[Dataset entries]
##############################
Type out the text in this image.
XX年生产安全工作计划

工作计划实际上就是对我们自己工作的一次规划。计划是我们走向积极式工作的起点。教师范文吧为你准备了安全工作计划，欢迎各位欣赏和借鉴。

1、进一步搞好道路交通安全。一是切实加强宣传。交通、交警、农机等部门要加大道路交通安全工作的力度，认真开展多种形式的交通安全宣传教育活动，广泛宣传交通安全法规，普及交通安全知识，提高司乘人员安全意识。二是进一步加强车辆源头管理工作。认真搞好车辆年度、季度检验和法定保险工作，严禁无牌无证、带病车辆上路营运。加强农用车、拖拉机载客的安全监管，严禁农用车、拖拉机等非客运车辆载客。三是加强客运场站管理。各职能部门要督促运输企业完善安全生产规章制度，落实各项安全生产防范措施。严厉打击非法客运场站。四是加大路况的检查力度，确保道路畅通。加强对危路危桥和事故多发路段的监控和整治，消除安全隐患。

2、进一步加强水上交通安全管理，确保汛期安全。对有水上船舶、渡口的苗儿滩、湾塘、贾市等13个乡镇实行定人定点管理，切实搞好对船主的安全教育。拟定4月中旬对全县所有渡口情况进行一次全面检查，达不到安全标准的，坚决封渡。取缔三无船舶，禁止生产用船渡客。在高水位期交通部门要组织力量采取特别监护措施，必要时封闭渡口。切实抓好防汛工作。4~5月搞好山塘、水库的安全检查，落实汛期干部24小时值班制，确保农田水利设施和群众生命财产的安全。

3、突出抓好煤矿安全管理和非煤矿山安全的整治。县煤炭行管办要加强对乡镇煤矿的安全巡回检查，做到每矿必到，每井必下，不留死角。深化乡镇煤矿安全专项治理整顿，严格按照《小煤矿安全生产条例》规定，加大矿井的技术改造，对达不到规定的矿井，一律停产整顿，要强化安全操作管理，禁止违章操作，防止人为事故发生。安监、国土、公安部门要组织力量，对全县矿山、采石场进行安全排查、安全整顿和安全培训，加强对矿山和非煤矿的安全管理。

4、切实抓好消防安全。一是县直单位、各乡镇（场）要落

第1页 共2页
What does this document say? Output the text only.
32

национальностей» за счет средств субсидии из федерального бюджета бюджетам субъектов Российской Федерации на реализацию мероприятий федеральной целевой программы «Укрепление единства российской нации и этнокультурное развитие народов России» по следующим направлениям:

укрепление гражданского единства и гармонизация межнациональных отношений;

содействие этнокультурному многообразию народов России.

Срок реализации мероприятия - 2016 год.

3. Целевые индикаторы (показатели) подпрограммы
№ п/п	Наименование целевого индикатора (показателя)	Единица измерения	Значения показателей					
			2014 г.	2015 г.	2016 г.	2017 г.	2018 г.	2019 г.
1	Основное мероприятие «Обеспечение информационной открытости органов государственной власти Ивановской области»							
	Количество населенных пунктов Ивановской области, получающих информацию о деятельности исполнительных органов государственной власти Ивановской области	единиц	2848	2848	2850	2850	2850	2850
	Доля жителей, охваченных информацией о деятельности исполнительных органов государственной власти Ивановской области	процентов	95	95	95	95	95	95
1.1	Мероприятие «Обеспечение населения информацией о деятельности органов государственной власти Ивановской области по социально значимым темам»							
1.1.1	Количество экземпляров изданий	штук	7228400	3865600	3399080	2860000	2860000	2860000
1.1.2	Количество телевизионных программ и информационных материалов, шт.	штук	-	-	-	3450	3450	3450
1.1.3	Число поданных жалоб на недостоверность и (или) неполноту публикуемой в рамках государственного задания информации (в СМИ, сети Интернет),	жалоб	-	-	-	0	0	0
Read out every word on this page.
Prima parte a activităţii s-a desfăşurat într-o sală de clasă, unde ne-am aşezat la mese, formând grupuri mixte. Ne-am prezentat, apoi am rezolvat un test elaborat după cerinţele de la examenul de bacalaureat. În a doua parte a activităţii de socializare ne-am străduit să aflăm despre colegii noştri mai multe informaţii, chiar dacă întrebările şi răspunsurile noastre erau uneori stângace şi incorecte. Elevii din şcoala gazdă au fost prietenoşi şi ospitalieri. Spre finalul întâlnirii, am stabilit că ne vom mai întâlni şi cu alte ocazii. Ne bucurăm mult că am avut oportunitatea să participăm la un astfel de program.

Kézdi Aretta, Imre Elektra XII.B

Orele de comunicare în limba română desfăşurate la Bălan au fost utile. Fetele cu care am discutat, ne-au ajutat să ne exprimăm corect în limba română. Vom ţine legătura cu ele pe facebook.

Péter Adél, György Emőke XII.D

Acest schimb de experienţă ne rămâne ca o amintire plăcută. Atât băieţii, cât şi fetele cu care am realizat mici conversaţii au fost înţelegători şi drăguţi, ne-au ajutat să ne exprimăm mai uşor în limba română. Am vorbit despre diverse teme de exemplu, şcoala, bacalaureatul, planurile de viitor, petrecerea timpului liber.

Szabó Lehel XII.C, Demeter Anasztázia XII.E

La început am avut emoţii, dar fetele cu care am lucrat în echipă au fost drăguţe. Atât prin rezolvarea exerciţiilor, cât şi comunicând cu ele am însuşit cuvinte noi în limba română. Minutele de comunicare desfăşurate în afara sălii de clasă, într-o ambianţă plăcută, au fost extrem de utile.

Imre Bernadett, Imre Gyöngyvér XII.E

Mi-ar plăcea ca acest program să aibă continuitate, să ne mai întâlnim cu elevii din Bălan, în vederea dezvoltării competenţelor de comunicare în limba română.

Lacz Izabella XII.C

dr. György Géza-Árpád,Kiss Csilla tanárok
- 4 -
##############################
**What is being asked**
Copy all data exactly, start to finish.

**Written answer**
Type out the text in this image.
XX年生产安全工作计划

工作计划实际上就是对我们自己工作的一次规划。计划是我们走向积极式工作的起点。教师范文吧为你准备了安全工作计划，欢迎各位欣赏和借鉴。

1、进一步搞好道路交通安全。一是切实加强宣传。交通、交警、农机等部门要加大道路交通安全工作的力度，认真开展多种形式的交通安全宣传教育活动，广泛宣传交通安全法规，普及交通安全知识，提高司乘人员安全意识。二是进一步加强车辆源头管理工作。认真搞好车辆年度、季度检验和法定保险工作，严禁无牌无证、带病车辆上路营运。加强农用车、拖拉机载客的安全监管，严禁农用车、拖拉机等非客运车辆载客。三是加强客运场站管理。各职能部门要督促运输企业完善安全生产规章制度，落实各项安全生产防范措施。严厉打击非法客运场站。四是加大路况的检查力度，确保道路畅通。加强对危路危桥和事故多发路段的监控和整治，消除安全隐患。

2、进一步加强水上交通安全管理，确保汛期安全。对有水上船舶、渡口的苗儿滩、湾塘、贾市等13个乡镇实行定人定点管理，切实搞好对船主的安全教育。拟定4月中旬对全县所有渡口情况进行一次全面检查，达不到安全标准的，坚决封渡。取缔三无船舶，禁止生产用船渡客。在高水位期交通部门要组织力量采取特别监护措施，必要时封闭渡口。切实抓好防汛工作。4~5月搞好山塘、水库的安全检查，落实汛期干部24小时值班制，确保农田水利设施和群众生命财产的安全。

3、突出抓好煤矿安全管理和非煤矿山安全的整治。县煤炭行管办要加强对乡镇煤矿的安全巡回检查，做到每矿必到，每井必下，不留死角。深化乡镇煤矿安全专项治理整顿，严格按照《小煤矿安全生产条例》规定，加大矿井的技术改造，对达不到规定的矿井，一律停产整顿，要强化安全操作管理，禁止违章操作，防止人为事故发生。安监、国土、公安部门要组织力量，对全县矿山、采石场进行安全排查、安全整顿和安全培训，加强对矿山和非煤矿的安全管理。

4、切实抓好消防安全。一是县直单位、各乡镇（场）要落

第1页 共2页
What does this document say? Output the text only.
32

национальностей» за счет средств субсидии из федерального бюджета бюджетам субъектов Российской Федерации на реализацию мероприятий федеральной целевой программы «Укрепление единства российской нации и этнокультурное развитие народов России» по следующим направлениям:

укрепление гражданского единства и гармонизация межнациональных отношений;

содействие этнокультурному многообразию народов России.

Срок реализации мероприятия - 2016 год.

3. Целевые индикаторы (показатели) подпрограммы
№ п/п	Наименование целевого индикатора (показателя)	Единица измерения	Значения показателей					
			2014 г.	2015 г.	2016 г.	2017 г.	2018 г.	2019 г.
1	Основное мероприятие «Обеспечение информационной открытости органов государственной власти Ивановской области»							
	Количество населенных пунктов Ивановской области, получающих информацию о деятельности исполнительных органов государственной власти Ивановской области	единиц	2848	2848	2850	2850	2850	2850
	Доля жителей, охваченных информацией о деятельности исполнительных органов государственной власти Ивановской области	процентов	95	95	95	95	95	95
1.1	Мероприятие «Обеспечение населения информацией о деятельности органов государственной власти Ивановской области по социально значимым темам»							
1.1.1	Количество экземпляров изданий	штук	7228400	3865600	3399080	2860000	2860000	2860000
1.1.2	Количество телевизионных программ и информационных материалов, шт.	штук	-	-	-	3450	3450	3450
1.1.3	Число поданных жалоб на недостоверность и (или) неполноту публикуемой в рамках государственного задания информации (в СМИ, сети Интернет),	жалоб	-	-	-	0	0	0
Read out every word on this page.
Prima parte a activităţii s-a desfăşurat într-o sală de clasă, unde ne-am aşezat la mese, formând grupuri mixte. Ne-am prezentat, apoi am rezolvat un test elaborat după cerinţele de la examenul de bacalaureat. În a doua parte a activităţii de socializare ne-am străduit să aflăm despre colegii noştri mai multe informaţii, chiar dacă întrebările şi răspunsurile noastre erau uneori stângace şi incorecte. Elevii din şcoala gazdă au fost prietenoşi şi ospitalieri. Spre finalul întâlnirii, am stabilit că ne vom mai întâlni şi cu alte ocazii. Ne bucurăm mult că am avut oportunitatea să participăm la un astfel de program.

Kézdi Aretta, Imre Elektra XII.B

Orele de comunicare în limba română desfăşurate la Bălan au fost utile. Fetele cu care am discutat, ne-au ajutat să ne exprimăm corect în limba română. Vom ţine legătura cu ele pe facebook.

Péter Adél, György Emőke XII.D

Acest schimb de experienţă ne rămâne ca o amintire plăcută. Atât băieţii, cât şi fetele cu care am realizat mici conversaţii au fost înţelegători şi drăguţi, ne-au ajutat să ne exprimăm mai uşor în limba română. Am vorbit despre diverse teme de exemplu, şcoala, bacalaureatul, planurile de viitor, petrecerea timpului liber.

Szabó Lehel XII.C, Demeter Anasztázia XII.E

La început am avut emoţii, dar fetele cu care am lucrat în echipă au fost drăguţe. Atât prin rezolvarea exerciţiilor, cât şi comunicând cu ele am însuşit cuvinte noi în limba română. Minutele de comunicare desfăşurate în afara sălii de clasă, într-o ambianţă plăcută, au fost extrem de utile.

Imre Bernadett, Imre Gyöngyvér XII.E

Mi-ar plăcea ca acest program să aibă continuitate, să ne mai întâlnim cu elevii din Bălan, în vederea dezvoltării competenţelor de comunicare în limba română.

Lacz Izabella XII.C

dr. György Géza-Árpád,Kiss Csilla tanárok
- 4 -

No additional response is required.